>> Begin

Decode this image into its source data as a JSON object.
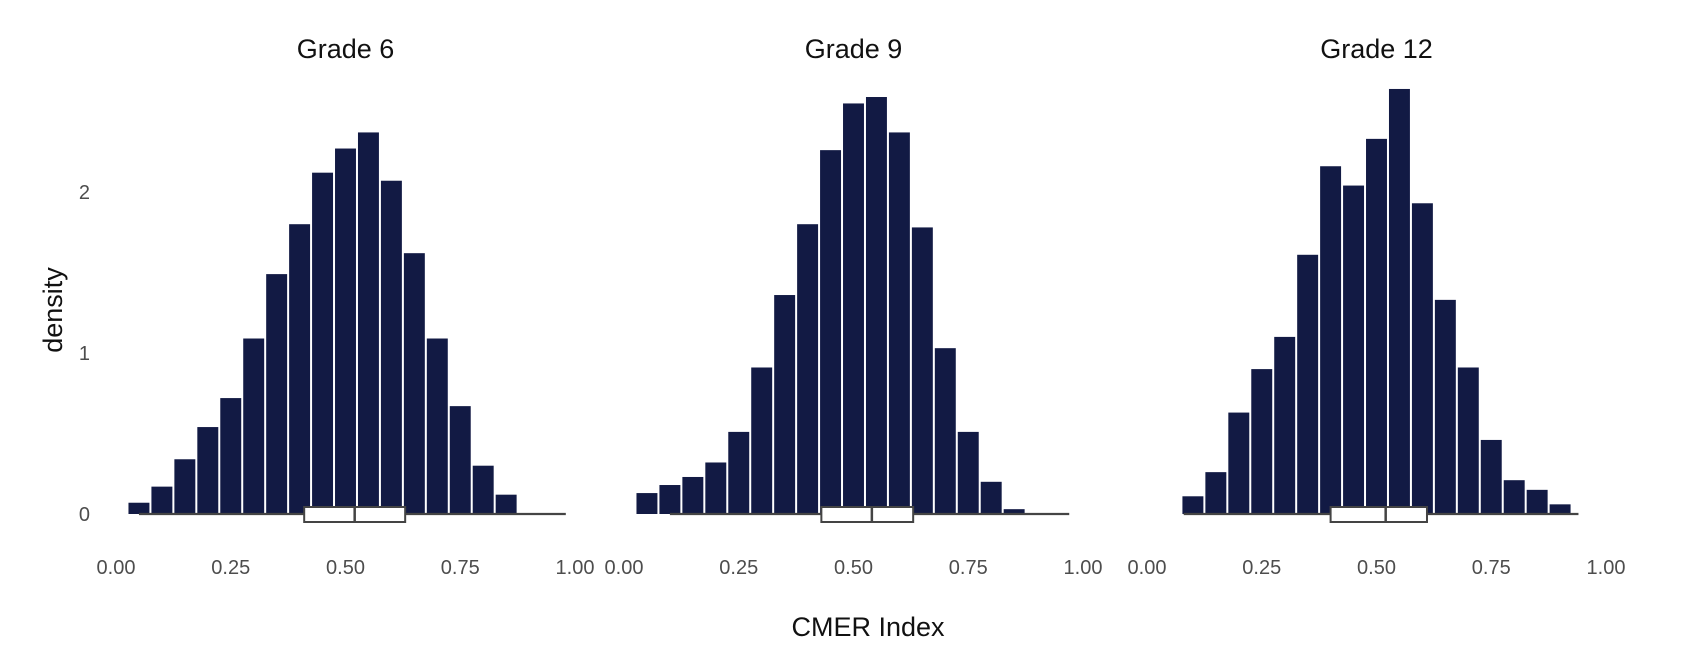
{
  "chart_data": {
    "type": "bar",
    "subtype": "faceted histogram with boxplot",
    "xlabel": "CMER Index",
    "ylabel": "density",
    "xlim": [
      0,
      1
    ],
    "ylim": [
      0,
      2.65
    ],
    "x_ticks": [
      "0.00",
      "0.25",
      "0.50",
      "0.75",
      "1.00"
    ],
    "y_ticks": [
      "0",
      "1",
      "2"
    ],
    "bin_width": 0.05,
    "bar_color": "#121a44",
    "grid": false,
    "legend": "none",
    "panels": [
      {
        "title": "Grade 6",
        "bin_centers": [
          0.05,
          0.1,
          0.15,
          0.2,
          0.25,
          0.3,
          0.35,
          0.4,
          0.45,
          0.5,
          0.55,
          0.6,
          0.65,
          0.7,
          0.75,
          0.8,
          0.85,
          0.9
        ],
        "density": [
          0.07,
          0.17,
          0.34,
          0.54,
          0.72,
          1.09,
          1.49,
          1.8,
          2.12,
          2.27,
          2.37,
          2.07,
          1.62,
          1.09,
          0.67,
          0.3,
          0.12,
          0.0
        ],
        "boxplot": {
          "whisker_low": 0.05,
          "q1": 0.41,
          "median": 0.52,
          "q3": 0.63,
          "whisker_high": 0.98
        }
      },
      {
        "title": "Grade 9",
        "bin_centers": [
          0.05,
          0.1,
          0.15,
          0.2,
          0.25,
          0.3,
          0.35,
          0.4,
          0.45,
          0.5,
          0.55,
          0.6,
          0.65,
          0.7,
          0.75,
          0.8,
          0.85,
          0.9
        ],
        "density": [
          0.13,
          0.18,
          0.23,
          0.32,
          0.51,
          0.91,
          1.36,
          1.8,
          2.26,
          2.55,
          2.59,
          2.37,
          1.78,
          1.03,
          0.51,
          0.2,
          0.03,
          0.0
        ],
        "boxplot": {
          "whisker_low": 0.1,
          "q1": 0.43,
          "median": 0.54,
          "q3": 0.63,
          "whisker_high": 0.97
        }
      },
      {
        "title": "Grade 12",
        "bin_centers": [
          0.05,
          0.1,
          0.15,
          0.2,
          0.25,
          0.3,
          0.35,
          0.4,
          0.45,
          0.5,
          0.55,
          0.6,
          0.65,
          0.7,
          0.75,
          0.8,
          0.85,
          0.9,
          0.95
        ],
        "density": [
          0.0,
          0.11,
          0.26,
          0.63,
          0.9,
          1.1,
          1.61,
          2.16,
          2.04,
          2.33,
          2.64,
          1.93,
          1.33,
          0.91,
          0.46,
          0.21,
          0.15,
          0.06,
          0.0
        ],
        "boxplot": {
          "whisker_low": 0.08,
          "q1": 0.4,
          "median": 0.52,
          "q3": 0.61,
          "whisker_high": 0.94
        }
      }
    ]
  }
}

>> End

__Problem to work on__. Transcribe the complete set of entries verbatim. No pictures belong in the copy.

__Solution to this problem__.
Decode this image into its source data as a JSON object.
{
  "chart_data": {
    "type": "bar",
    "subtype": "faceted histogram with boxplot",
    "xlabel": "CMER Index",
    "ylabel": "density",
    "xlim": [
      0,
      1
    ],
    "ylim": [
      0,
      2.65
    ],
    "x_ticks": [
      "0.00",
      "0.25",
      "0.50",
      "0.75",
      "1.00"
    ],
    "y_ticks": [
      "0",
      "1",
      "2"
    ],
    "bin_width": 0.05,
    "bar_color": "#121a44",
    "grid": false,
    "legend": "none",
    "panels": [
      {
        "title": "Grade 6",
        "bin_centers": [
          0.05,
          0.1,
          0.15,
          0.2,
          0.25,
          0.3,
          0.35,
          0.4,
          0.45,
          0.5,
          0.55,
          0.6,
          0.65,
          0.7,
          0.75,
          0.8,
          0.85,
          0.9
        ],
        "density": [
          0.07,
          0.17,
          0.34,
          0.54,
          0.72,
          1.09,
          1.49,
          1.8,
          2.12,
          2.27,
          2.37,
          2.07,
          1.62,
          1.09,
          0.67,
          0.3,
          0.12,
          0.0
        ],
        "boxplot": {
          "whisker_low": 0.05,
          "q1": 0.41,
          "median": 0.52,
          "q3": 0.63,
          "whisker_high": 0.98
        }
      },
      {
        "title": "Grade 9",
        "bin_centers": [
          0.05,
          0.1,
          0.15,
          0.2,
          0.25,
          0.3,
          0.35,
          0.4,
          0.45,
          0.5,
          0.55,
          0.6,
          0.65,
          0.7,
          0.75,
          0.8,
          0.85,
          0.9
        ],
        "density": [
          0.13,
          0.18,
          0.23,
          0.32,
          0.51,
          0.91,
          1.36,
          1.8,
          2.26,
          2.55,
          2.59,
          2.37,
          1.78,
          1.03,
          0.51,
          0.2,
          0.03,
          0.0
        ],
        "boxplot": {
          "whisker_low": 0.1,
          "q1": 0.43,
          "median": 0.54,
          "q3": 0.63,
          "whisker_high": 0.97
        }
      },
      {
        "title": "Grade 12",
        "bin_centers": [
          0.05,
          0.1,
          0.15,
          0.2,
          0.25,
          0.3,
          0.35,
          0.4,
          0.45,
          0.5,
          0.55,
          0.6,
          0.65,
          0.7,
          0.75,
          0.8,
          0.85,
          0.9,
          0.95
        ],
        "density": [
          0.0,
          0.11,
          0.26,
          0.63,
          0.9,
          1.1,
          1.61,
          2.16,
          2.04,
          2.33,
          2.64,
          1.93,
          1.33,
          0.91,
          0.46,
          0.21,
          0.15,
          0.06,
          0.0
        ],
        "boxplot": {
          "whisker_low": 0.08,
          "q1": 0.4,
          "median": 0.52,
          "q3": 0.61,
          "whisker_high": 0.94
        }
      }
    ]
  }
}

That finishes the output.